§ **Aim**
Copy every entry word for word. Skip the pictures.

Dataset items:
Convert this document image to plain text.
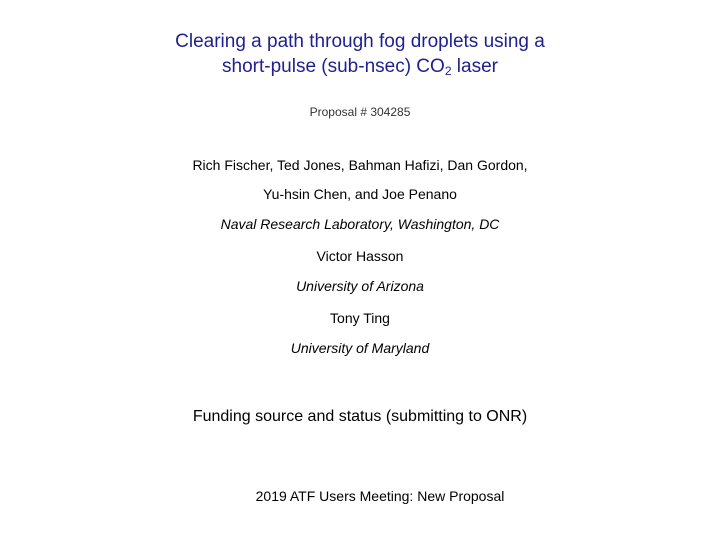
Clearing a path through fog droplets using a
short-pulse (sub-nsec) $CO_2$ laser
Proposal # 304285
Rich Fischer, Ted Jones, Bahman Hafizi, Dan Gordon,
Yu-hsin Chen, and Joe Penano
Naval Research Laboratory, Washington, DC
Victor Hasson
University of Arizona
Tony Ting
University of Maryland
Funding source and status (submitting to ONR)
2019 ATF Users Meeting: New Proposal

§ **Worked answer**
Convert this document image to plain text.
Clearing a path through fog droplets using a
short-pulse (sub-nsec) $CO_2$ laser
Proposal # 304285
Rich Fischer, Ted Jones, Bahman Hafizi, Dan Gordon,
Yu-hsin Chen, and Joe Penano
Naval Research Laboratory, Washington, DC
Victor Hasson
University of Arizona
Tony Ting
University of Maryland
Funding source and status (submitting to ONR)
2019 ATF Users Meeting: New Proposal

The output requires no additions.